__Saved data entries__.
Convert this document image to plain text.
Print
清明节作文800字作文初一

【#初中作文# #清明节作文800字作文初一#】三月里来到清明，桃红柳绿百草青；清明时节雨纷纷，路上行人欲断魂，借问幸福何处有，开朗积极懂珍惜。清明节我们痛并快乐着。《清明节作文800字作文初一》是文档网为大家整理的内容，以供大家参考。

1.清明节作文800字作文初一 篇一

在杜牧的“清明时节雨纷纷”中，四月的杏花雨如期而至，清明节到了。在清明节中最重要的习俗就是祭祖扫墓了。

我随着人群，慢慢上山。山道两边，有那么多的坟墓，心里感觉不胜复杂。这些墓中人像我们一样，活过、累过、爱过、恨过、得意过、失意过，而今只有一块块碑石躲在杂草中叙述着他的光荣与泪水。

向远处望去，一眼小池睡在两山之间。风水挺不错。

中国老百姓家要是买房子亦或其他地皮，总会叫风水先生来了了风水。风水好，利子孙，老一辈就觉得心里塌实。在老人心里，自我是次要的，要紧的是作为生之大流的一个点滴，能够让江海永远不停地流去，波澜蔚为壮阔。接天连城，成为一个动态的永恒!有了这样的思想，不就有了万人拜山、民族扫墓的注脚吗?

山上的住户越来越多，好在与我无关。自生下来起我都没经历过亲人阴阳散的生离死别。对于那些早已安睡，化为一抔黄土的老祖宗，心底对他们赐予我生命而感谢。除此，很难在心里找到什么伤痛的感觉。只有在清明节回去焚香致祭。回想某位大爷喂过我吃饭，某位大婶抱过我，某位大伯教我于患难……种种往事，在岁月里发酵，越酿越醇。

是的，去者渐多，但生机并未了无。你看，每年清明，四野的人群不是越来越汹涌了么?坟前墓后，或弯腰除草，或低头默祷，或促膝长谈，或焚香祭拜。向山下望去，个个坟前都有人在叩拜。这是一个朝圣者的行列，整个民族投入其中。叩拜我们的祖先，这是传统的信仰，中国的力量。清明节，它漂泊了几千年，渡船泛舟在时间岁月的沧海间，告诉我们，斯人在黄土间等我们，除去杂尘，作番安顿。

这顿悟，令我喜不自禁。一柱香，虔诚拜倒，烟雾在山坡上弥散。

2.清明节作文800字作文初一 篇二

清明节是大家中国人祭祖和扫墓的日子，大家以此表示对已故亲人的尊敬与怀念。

__What the task asks__. Pick out every line with the string "清明时节雨纷纷" and copy it.

__Answer in full__.
【#初中作文# #清明节作文800字作文初一#】三月里来到清明，桃红柳绿百草青；清明时节雨纷纷，路上行人欲断魂，借问幸福何处有，开朗积极懂珍惜。清明节我们痛并快乐着。《清明节作文800字作文初一》是文档网为大家整理的内容，以供大家参考。
在杜牧的“清明时节雨纷纷”中，四月的杏花雨如期而至，清明节到了。在清明节中最重要的习俗就是祭祖扫墓了。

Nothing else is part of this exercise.